Start of Data

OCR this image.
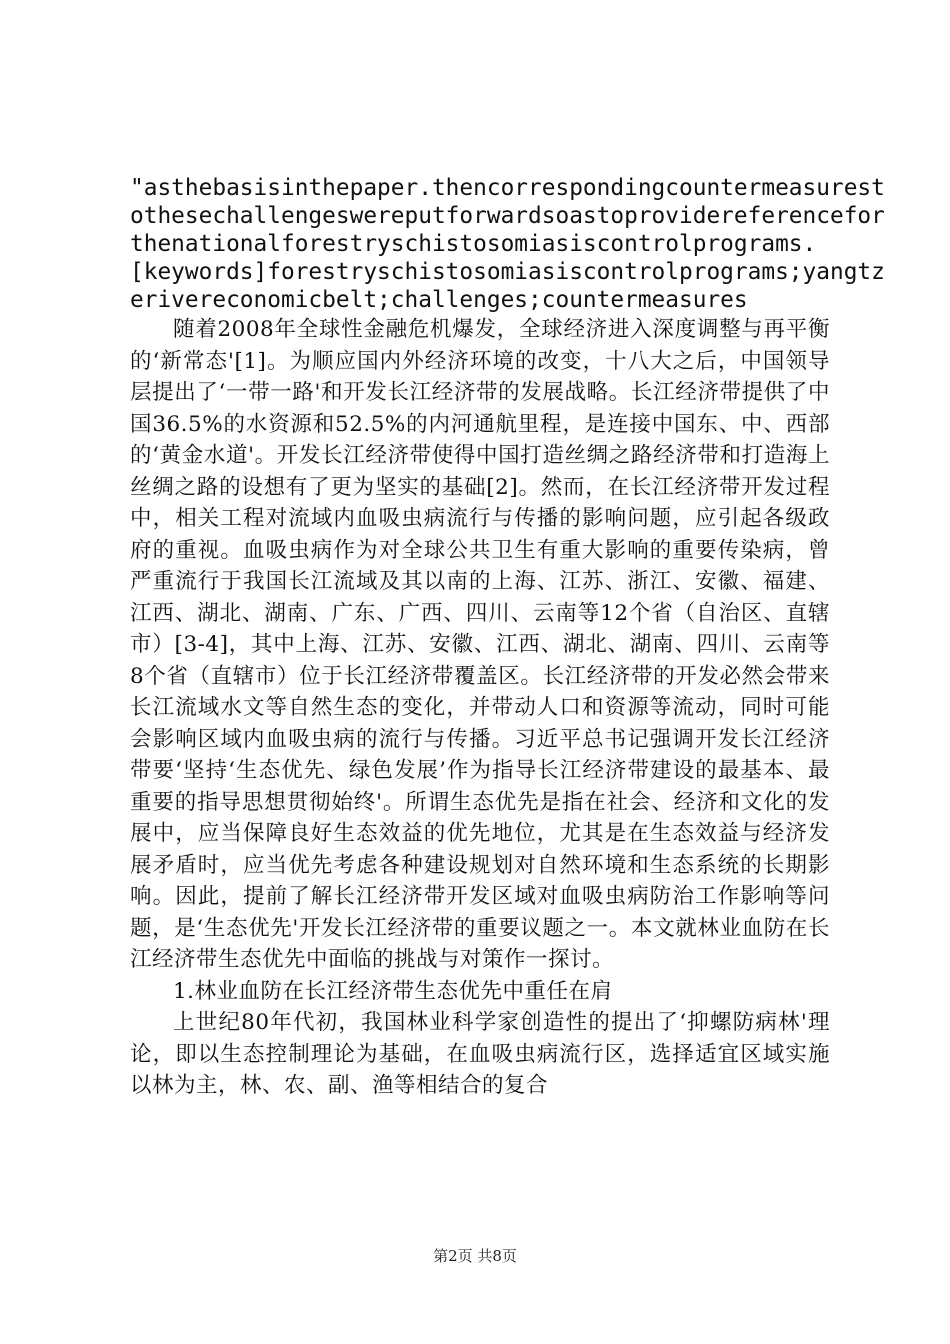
"asthebasisinthepaper.thencorrespondingcountermeasurest
othesechallengeswereputforwardsoastoprovidereferencefor
thenationalforestryschistosomiasiscontrolprograms.
[keywords]forestryschistosomiasiscontrolprograms;yangtz
erivereconomicbelt;challenges;countermeasures

随着2008年全球性金融危机爆发，全球经济进入深度调整与再平衡的‘新常态'[1]。为顺应国内外经济环境的改变，十八大之后，中国领导层提出了‘一带一路'和开发长江经济带的发展战略。长江经济带提供了中国36.5%的水资源和52.5%的内河通航里程，是连接中国东、中、西部的‘黄金水道'。开发长江经济带使得中国打造丝绸之路经济带和打造海上丝绸之路的设想有了更为坚实的基础[2]。然而，在长江经济带开发过程中，相关工程对流域内血吸虫病流行与传播的影响问题，应引起各级政府的重视。血吸虫病作为对全球公共卫生有重大影响的重要传染病，曾严重流行于我国长江流域及其以南的上海、江苏、浙江、安徽、福建、江西、湖北、湖南、广东、广西、四川、云南等12个省（自治区、直辖市）[3-4]，其中上海、江苏、安徽、江西、湖北、湖南、四川、云南等8个省（直辖市）位于长江经济带覆盖区。长江经济带的开发必然会带来长江流域水文等自然生态的变化，并带动人口和资源等流动，同时可能会影响区域内血吸虫病的流行与传播。习近平总书记强调开发长江经济带要‘坚持‘生态优先、绿色发展’作为指导长江经济带建设的最基本、最重要的指导思想贯彻始终'。所谓生态优先是指在社会、经济和文化的发展中，应当保障良好生态效益的优先地位，尤其是在生态效益与经济发展矛盾时，应当优先考虑各种建设规划对自然环境和生态系统的长期影响。因此，提前了解长江经济带开发区域对血吸虫病防治工作影响等问题，是‘生态优先'开发长江经济带的重要议题之一。本文就林业血防在长江经济带生态优先中面临的挑战与对策作一探讨。

1.林业血防在长江经济带生态优先中重任在肩

上世纪80年代初，我国林业科学家创造性的提出了‘抑螺防病林'理论，即以生态控制理论为基础，在血吸虫病流行区，选择适宜区域实施以林为主，林、农、副、渔等相结合的复合

第2页 共8页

End of Data

Problem requirements - Above are the records; reproduce them exactly and leave out the pictures.

Answer in full -
OCR this image.
"asthebasisinthepaper.thencorrespondingcountermeasurest
othesechallengeswereputforwardsoastoprovidereferencefor
thenationalforestryschistosomiasiscontrolprograms.
[keywords]forestryschistosomiasiscontrolprograms;yangtz
erivereconomicbelt;challenges;countermeasures

随着2008年全球性金融危机爆发，全球经济进入深度调整与再平衡的‘新常态'[1]。为顺应国内外经济环境的改变，十八大之后，中国领导层提出了‘一带一路'和开发长江经济带的发展战略。长江经济带提供了中国36.5%的水资源和52.5%的内河通航里程，是连接中国东、中、西部的‘黄金水道'。开发长江经济带使得中国打造丝绸之路经济带和打造海上丝绸之路的设想有了更为坚实的基础[2]。然而，在长江经济带开发过程中，相关工程对流域内血吸虫病流行与传播的影响问题，应引起各级政府的重视。血吸虫病作为对全球公共卫生有重大影响的重要传染病，曾严重流行于我国长江流域及其以南的上海、江苏、浙江、安徽、福建、江西、湖北、湖南、广东、广西、四川、云南等12个省（自治区、直辖市）[3-4]，其中上海、江苏、安徽、江西、湖北、湖南、四川、云南等8个省（直辖市）位于长江经济带覆盖区。长江经济带的开发必然会带来长江流域水文等自然生态的变化，并带动人口和资源等流动，同时可能会影响区域内血吸虫病的流行与传播。习近平总书记强调开发长江经济带要‘坚持‘生态优先、绿色发展’作为指导长江经济带建设的最基本、最重要的指导思想贯彻始终'。所谓生态优先是指在社会、经济和文化的发展中，应当保障良好生态效益的优先地位，尤其是在生态效益与经济发展矛盾时，应当优先考虑各种建设规划对自然环境和生态系统的长期影响。因此，提前了解长江经济带开发区域对血吸虫病防治工作影响等问题，是‘生态优先'开发长江经济带的重要议题之一。本文就林业血防在长江经济带生态优先中面临的挑战与对策作一探讨。

1.林业血防在长江经济带生态优先中重任在肩

上世纪80年代初，我国林业科学家创造性的提出了‘抑螺防病林'理论，即以生态控制理论为基础，在血吸虫病流行区，选择适宜区域实施以林为主，林、农、副、渔等相结合的复合

第2页 共8页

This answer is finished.